§ **What you need to do**
Edit the entries below so that every occurrence of "Modbus-RTU" becomes "Modbus RTU", keeping everything else unchanged.

§ **Records for the task**
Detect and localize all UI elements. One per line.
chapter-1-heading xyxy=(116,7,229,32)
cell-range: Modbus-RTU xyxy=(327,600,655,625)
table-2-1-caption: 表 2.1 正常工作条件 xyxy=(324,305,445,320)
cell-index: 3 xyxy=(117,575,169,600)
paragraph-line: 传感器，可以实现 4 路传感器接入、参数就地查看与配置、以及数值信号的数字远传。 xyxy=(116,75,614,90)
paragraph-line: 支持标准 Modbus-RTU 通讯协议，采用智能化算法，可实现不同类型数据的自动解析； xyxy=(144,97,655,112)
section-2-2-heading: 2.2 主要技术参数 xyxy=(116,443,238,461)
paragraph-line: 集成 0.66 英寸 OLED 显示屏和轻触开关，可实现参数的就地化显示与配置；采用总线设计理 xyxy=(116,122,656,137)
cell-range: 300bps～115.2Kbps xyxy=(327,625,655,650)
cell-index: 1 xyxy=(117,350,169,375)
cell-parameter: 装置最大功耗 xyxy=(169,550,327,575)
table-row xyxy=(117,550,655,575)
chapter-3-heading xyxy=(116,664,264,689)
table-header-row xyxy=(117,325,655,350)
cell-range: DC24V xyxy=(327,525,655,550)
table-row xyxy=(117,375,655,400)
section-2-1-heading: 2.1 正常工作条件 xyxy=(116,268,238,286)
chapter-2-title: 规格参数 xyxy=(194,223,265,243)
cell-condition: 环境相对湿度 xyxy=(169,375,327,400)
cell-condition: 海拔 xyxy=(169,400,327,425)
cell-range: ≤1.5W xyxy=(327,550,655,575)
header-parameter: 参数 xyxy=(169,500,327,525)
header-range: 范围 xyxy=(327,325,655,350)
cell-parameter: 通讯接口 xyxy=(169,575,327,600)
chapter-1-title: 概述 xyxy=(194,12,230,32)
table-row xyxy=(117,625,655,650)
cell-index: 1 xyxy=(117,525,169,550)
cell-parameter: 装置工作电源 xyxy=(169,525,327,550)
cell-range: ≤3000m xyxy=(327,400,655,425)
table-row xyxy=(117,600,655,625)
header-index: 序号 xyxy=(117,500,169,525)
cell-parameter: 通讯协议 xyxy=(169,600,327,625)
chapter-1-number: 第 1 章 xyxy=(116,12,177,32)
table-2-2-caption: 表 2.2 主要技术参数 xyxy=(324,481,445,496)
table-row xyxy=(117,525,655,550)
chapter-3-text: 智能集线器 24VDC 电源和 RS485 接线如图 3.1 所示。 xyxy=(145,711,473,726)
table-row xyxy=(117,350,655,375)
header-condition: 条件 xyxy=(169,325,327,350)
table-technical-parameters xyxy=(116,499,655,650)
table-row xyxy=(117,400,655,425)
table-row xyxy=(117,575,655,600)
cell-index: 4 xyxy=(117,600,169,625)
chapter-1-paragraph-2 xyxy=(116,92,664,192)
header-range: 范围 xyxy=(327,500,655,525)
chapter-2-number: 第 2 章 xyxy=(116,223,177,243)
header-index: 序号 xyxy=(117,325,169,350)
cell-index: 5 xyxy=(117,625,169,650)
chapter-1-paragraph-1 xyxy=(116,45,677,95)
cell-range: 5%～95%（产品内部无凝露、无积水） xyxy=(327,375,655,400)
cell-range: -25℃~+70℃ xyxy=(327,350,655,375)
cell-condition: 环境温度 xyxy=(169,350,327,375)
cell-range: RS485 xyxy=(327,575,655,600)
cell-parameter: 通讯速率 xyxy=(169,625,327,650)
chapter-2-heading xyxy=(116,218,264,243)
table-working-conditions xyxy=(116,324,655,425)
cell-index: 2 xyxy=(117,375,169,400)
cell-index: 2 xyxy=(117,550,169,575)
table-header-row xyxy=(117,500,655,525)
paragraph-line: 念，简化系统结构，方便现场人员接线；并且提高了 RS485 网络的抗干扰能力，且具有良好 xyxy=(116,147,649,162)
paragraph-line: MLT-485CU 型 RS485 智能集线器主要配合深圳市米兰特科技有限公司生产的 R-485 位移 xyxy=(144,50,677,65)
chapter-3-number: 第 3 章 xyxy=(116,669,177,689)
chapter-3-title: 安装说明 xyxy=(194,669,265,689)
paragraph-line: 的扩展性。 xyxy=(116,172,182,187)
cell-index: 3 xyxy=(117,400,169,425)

§ **The answer**
Detect and localize all UI elements. One per line.
chapter-1-heading xyxy=(116,7,229,32)
cell-range: Modbus RTU xyxy=(327,600,655,625)
table-2-1-caption: 表 2.1 正常工作条件 xyxy=(324,305,445,320)
cell-index: 3 xyxy=(117,575,169,600)
paragraph-line: 传感器，可以实现 4 路传感器接入、参数就地查看与配置、以及数值信号的数字远传。 xyxy=(116,75,614,90)
paragraph-line: 支持标准 Modbus RTU 通讯协议，采用智能化算法，可实现不同类型数据的自动解析； xyxy=(144,97,655,112)
section-2-2-heading: 2.2 主要技术参数 xyxy=(116,443,238,461)
paragraph-line: 集成 0.66 英寸 OLED 显示屏和轻触开关，可实现参数的就地化显示与配置；采用总线设计理 xyxy=(116,122,656,137)
cell-range: 300bps～115.2Kbps xyxy=(327,625,655,650)
cell-index: 1 xyxy=(117,350,169,375)
cell-parameter: 装置最大功耗 xyxy=(169,550,327,575)
table-row xyxy=(117,550,655,575)
chapter-3-heading xyxy=(116,664,264,689)
table-header-row xyxy=(117,325,655,350)
cell-range: DC24V xyxy=(327,525,655,550)
table-row xyxy=(117,375,655,400)
section-2-1-heading: 2.1 正常工作条件 xyxy=(116,268,238,286)
chapter-2-title: 规格参数 xyxy=(194,223,265,243)
cell-condition: 环境相对湿度 xyxy=(169,375,327,400)
cell-condition: 海拔 xyxy=(169,400,327,425)
cell-range: ≤1.5W xyxy=(327,550,655,575)
header-parameter: 参数 xyxy=(169,500,327,525)
header-range: 范围 xyxy=(327,325,655,350)
cell-parameter: 通讯接口 xyxy=(169,575,327,600)
chapter-1-title: 概述 xyxy=(194,12,230,32)
table-row xyxy=(117,625,655,650)
cell-index: 1 xyxy=(117,525,169,550)
cell-parameter: 装置工作电源 xyxy=(169,525,327,550)
cell-range: ≤3000m xyxy=(327,400,655,425)
table-row xyxy=(117,600,655,625)
header-index: 序号 xyxy=(117,500,169,525)
cell-parameter: 通讯协议 xyxy=(169,600,327,625)
chapter-1-number: 第 1 章 xyxy=(116,12,177,32)
table-2-2-caption: 表 2.2 主要技术参数 xyxy=(324,481,445,496)
table-row xyxy=(117,525,655,550)
chapter-3-text: 智能集线器 24VDC 电源和 RS485 接线如图 3.1 所示。 xyxy=(145,711,473,726)
table-row xyxy=(117,350,655,375)
header-condition: 条件 xyxy=(169,325,327,350)
table-technical-parameters xyxy=(116,499,655,650)
table-row xyxy=(117,400,655,425)
table-row xyxy=(117,575,655,600)
cell-index: 4 xyxy=(117,600,169,625)
chapter-1-paragraph-2 xyxy=(116,92,664,192)
header-range: 范围 xyxy=(327,500,655,525)
chapter-2-number: 第 2 章 xyxy=(116,223,177,243)
header-index: 序号 xyxy=(117,325,169,350)
cell-index: 5 xyxy=(117,625,169,650)
chapter-1-paragraph-1 xyxy=(116,45,677,95)
cell-range: 5%～95%（产品内部无凝露、无积水） xyxy=(327,375,655,400)
cell-range: -25℃~+70℃ xyxy=(327,350,655,375)
cell-condition: 环境温度 xyxy=(169,350,327,375)
cell-range: RS485 xyxy=(327,575,655,600)
cell-parameter: 通讯速率 xyxy=(169,625,327,650)
chapter-2-heading xyxy=(116,218,264,243)
table-working-conditions xyxy=(116,324,655,425)
cell-index: 2 xyxy=(117,375,169,400)
cell-index: 2 xyxy=(117,550,169,575)
table-header-row xyxy=(117,500,655,525)
paragraph-line: 念，简化系统结构，方便现场人员接线；并且提高了 RS485 网络的抗干扰能力，且具有良好 xyxy=(116,147,649,162)
paragraph-line: MLT-485CU 型 RS485 智能集线器主要配合深圳市米兰特科技有限公司生产的 R-485 位移 xyxy=(144,50,677,65)
chapter-3-number: 第 3 章 xyxy=(116,669,177,689)
chapter-3-title: 安装说明 xyxy=(194,669,265,689)
paragraph-line: 的扩展性。 xyxy=(116,172,182,187)
cell-index: 3 xyxy=(117,400,169,425)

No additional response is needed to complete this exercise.